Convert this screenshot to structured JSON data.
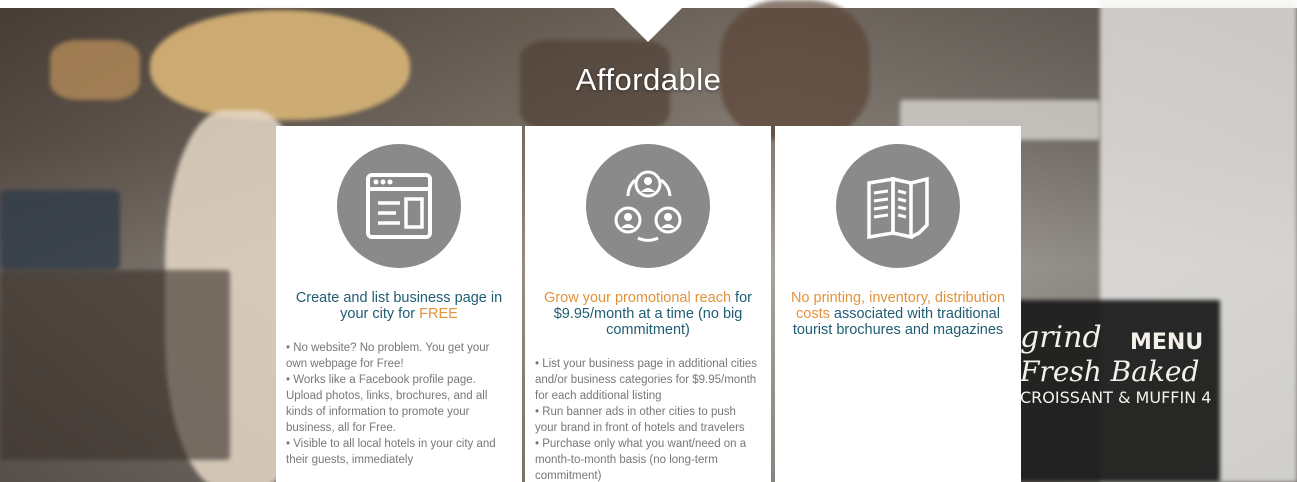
{
  "title": "Affordable",
  "colors": {
    "teal": "#1f5d73",
    "orange": "#e3923b",
    "icon_circle": "#8a8a8a"
  },
  "cards": [
    {
      "icon": "webpage-icon",
      "heading_pre": "Create and list business page in your city for ",
      "heading_highlight": "FREE",
      "bullets": [
        "• No website? No problem. You get your own webpage for Free!",
        "• Works like a Facebook profile page. Upload photos, links, brochures, and all kinds of information to promote your business, all for Free.",
        "• Visible to all local hotels in your city and their guests, immediately"
      ]
    },
    {
      "icon": "network-users-icon",
      "heading_highlight": "Grow your promotional reach",
      "heading_post": " for $9.95/month at a time (no big commitment)",
      "bullets": [
        "• List your business page in additional cities and/or business categories for $9.95/month for each additional listing",
        "• Run banner ads in other cities to push your brand in front of hotels and travelers",
        "• Purchase only what you want/need on a month-to-month basis (no long-term commitment)"
      ]
    },
    {
      "icon": "brochure-icon",
      "heading_highlight": "No printing, inventory, distribution costs",
      "heading_post": " associated with traditional tourist brochures and magazines"
    }
  ],
  "background_sign": {
    "line1": "grind",
    "line2": "MENU",
    "line3": "Fresh Baked",
    "line4": "CROISSANT & MUFFIN 4"
  }
}
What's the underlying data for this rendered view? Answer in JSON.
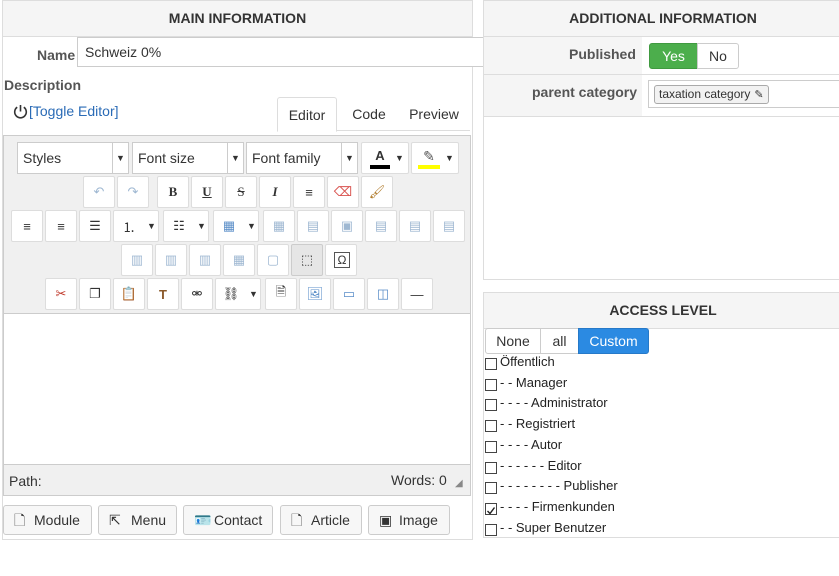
{
  "main": {
    "header": "MAIN INFORMATION",
    "name_label": "Name",
    "name_value": "Schweiz 0%",
    "description_label": "Description",
    "toggle_editor": "[Toggle Editor]",
    "tabs": [
      "Editor",
      "Code",
      "Preview"
    ],
    "toolbar": {
      "styles": "Styles",
      "font_size": "Font size",
      "font_family": "Font family"
    },
    "status": {
      "path": "Path:",
      "words": "Words: 0"
    },
    "insert_buttons": [
      "Module",
      "Menu",
      "Contact",
      "Article",
      "Image"
    ]
  },
  "additional": {
    "header": "ADDITIONAL INFORMATION",
    "published_label": "Published",
    "published_yes": "Yes",
    "published_no": "No",
    "parent_label": "parent category",
    "parent_value": "taxation category"
  },
  "access": {
    "header": "ACCESS LEVEL",
    "filters": [
      "None",
      "all",
      "Custom"
    ],
    "items": [
      {
        "label": "Öffentlich",
        "checked": false
      },
      {
        "label": "- - Manager",
        "checked": false
      },
      {
        "label": "- - - - Administrator",
        "checked": false
      },
      {
        "label": "- - Registriert",
        "checked": false
      },
      {
        "label": "- - - - Autor",
        "checked": false
      },
      {
        "label": "- - - - - - Editor",
        "checked": false
      },
      {
        "label": "- - - - - - - - Publisher",
        "checked": false
      },
      {
        "label": "- - - - Firmenkunden",
        "checked": true
      },
      {
        "label": "- - Super Benutzer",
        "checked": false
      }
    ]
  },
  "colors": {
    "accent_green": "#4cae4c",
    "accent_blue": "#2b8ae2",
    "link": "#2a6bb6"
  }
}
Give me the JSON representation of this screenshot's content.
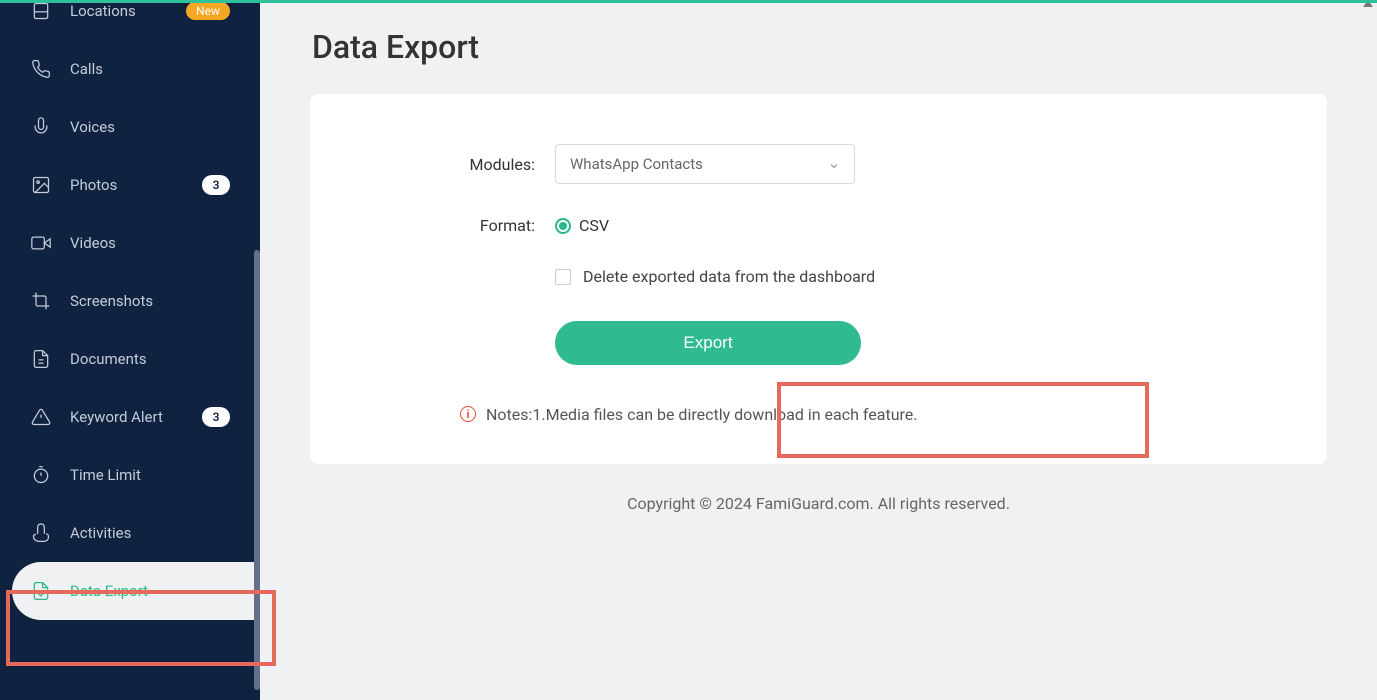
{
  "sidebar": {
    "items": [
      {
        "label": "Locations",
        "badge_new": "New"
      },
      {
        "label": "Calls"
      },
      {
        "label": "Voices"
      },
      {
        "label": "Photos",
        "count": "3"
      },
      {
        "label": "Videos"
      },
      {
        "label": "Screenshots"
      },
      {
        "label": "Documents"
      },
      {
        "label": "Keyword Alert",
        "count": "3"
      },
      {
        "label": "Time Limit"
      },
      {
        "label": "Activities"
      },
      {
        "label": "Data Export"
      }
    ]
  },
  "page": {
    "title": "Data Export"
  },
  "form": {
    "modules_label": "Modules:",
    "modules_value": "WhatsApp Contacts",
    "format_label": "Format:",
    "format_value": "CSV",
    "delete_label": "Delete exported data from the dashboard",
    "export_btn": "Export",
    "notes": "Notes:1.Media files can be directly download in each feature."
  },
  "footer": {
    "copyright": "Copyright © 2024 FamiGuard.com. All rights reserved."
  }
}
______________________________
Reproduce the whole listing exactly, but not the images in it.

Convert this screenshot to structured JSON data.
{
  "title": "Affordable",
  "colors": {
    "teal": "#1f5d73",
    "orange": "#e3923b",
    "icon_circle": "#8a8a8a"
  },
  "cards": [
    {
      "icon": "webpage-icon",
      "heading_pre": "Create and list business page in your city for ",
      "heading_highlight": "FREE",
      "bullets": [
        "• No website? No problem. You get your own webpage for Free!",
        "• Works like a Facebook profile page. Upload photos, links, brochures, and all kinds of information to promote your business, all for Free.",
        "• Visible to all local hotels in your city and their guests, immediately"
      ]
    },
    {
      "icon": "network-users-icon",
      "heading_highlight": "Grow your promotional reach",
      "heading_post": " for $9.95/month at a time (no big commitment)",
      "bullets": [
        "• List your business page in additional cities and/or business categories for $9.95/month for each additional listing",
        "• Run banner ads in other cities to push your brand in front of hotels and travelers",
        "• Purchase only what you want/need on a month-to-month basis (no long-term commitment)"
      ]
    },
    {
      "icon": "brochure-icon",
      "heading_highlight": "No printing, inventory, distribution costs",
      "heading_post": " associated with traditional tourist brochures and magazines"
    }
  ],
  "background_sign": {
    "line1": "grind",
    "line2": "MENU",
    "line3": "Fresh Baked",
    "line4": "CROISSANT & MUFFIN 4"
  }
}
What's the underlying data for this rendered view? Answer in JSON.
{
  "main": {
    "header": "MAIN INFORMATION",
    "name_label": "Name",
    "name_value": "Schweiz 0%",
    "description_label": "Description",
    "toggle_editor": "[Toggle Editor]",
    "tabs": [
      "Editor",
      "Code",
      "Preview"
    ],
    "toolbar": {
      "styles": "Styles",
      "font_size": "Font size",
      "font_family": "Font family"
    },
    "status": {
      "path": "Path:",
      "words": "Words: 0"
    },
    "insert_buttons": [
      "Module",
      "Menu",
      "Contact",
      "Article",
      "Image"
    ]
  },
  "additional": {
    "header": "ADDITIONAL INFORMATION",
    "published_label": "Published",
    "published_yes": "Yes",
    "published_no": "No",
    "parent_label": "parent category",
    "parent_value": "taxation category"
  },
  "access": {
    "header": "ACCESS LEVEL",
    "filters": [
      "None",
      "all",
      "Custom"
    ],
    "items": [
      {
        "label": "Öffentlich",
        "checked": false
      },
      {
        "label": "- - Manager",
        "checked": false
      },
      {
        "label": "- - - - Administrator",
        "checked": false
      },
      {
        "label": "- - Registriert",
        "checked": false
      },
      {
        "label": "- - - - Autor",
        "checked": false
      },
      {
        "label": "- - - - - - Editor",
        "checked": false
      },
      {
        "label": "- - - - - - - - Publisher",
        "checked": false
      },
      {
        "label": "- - - - Firmenkunden",
        "checked": true
      },
      {
        "label": "- - Super Benutzer",
        "checked": false
      }
    ]
  },
  "colors": {
    "accent_green": "#4cae4c",
    "accent_blue": "#2b8ae2",
    "link": "#2a6bb6"
  }
}
Give me the JSON representation of this screenshot's content.
{
  "sidebar": {
    "items": [
      {
        "label": "Locations",
        "badge_new": "New"
      },
      {
        "label": "Calls"
      },
      {
        "label": "Voices"
      },
      {
        "label": "Photos",
        "count": "3"
      },
      {
        "label": "Videos"
      },
      {
        "label": "Screenshots"
      },
      {
        "label": "Documents"
      },
      {
        "label": "Keyword Alert",
        "count": "3"
      },
      {
        "label": "Time Limit"
      },
      {
        "label": "Activities"
      },
      {
        "label": "Data Export"
      }
    ]
  },
  "page": {
    "title": "Data Export"
  },
  "form": {
    "modules_label": "Modules:",
    "modules_value": "WhatsApp Contacts",
    "format_label": "Format:",
    "format_value": "CSV",
    "delete_label": "Delete exported data from the dashboard",
    "export_btn": "Export",
    "notes": "Notes:1.Media files can be directly download in each feature."
  },
  "footer": {
    "copyright": "Copyright © 2024 FamiGuard.com. All rights reserved."
  }
}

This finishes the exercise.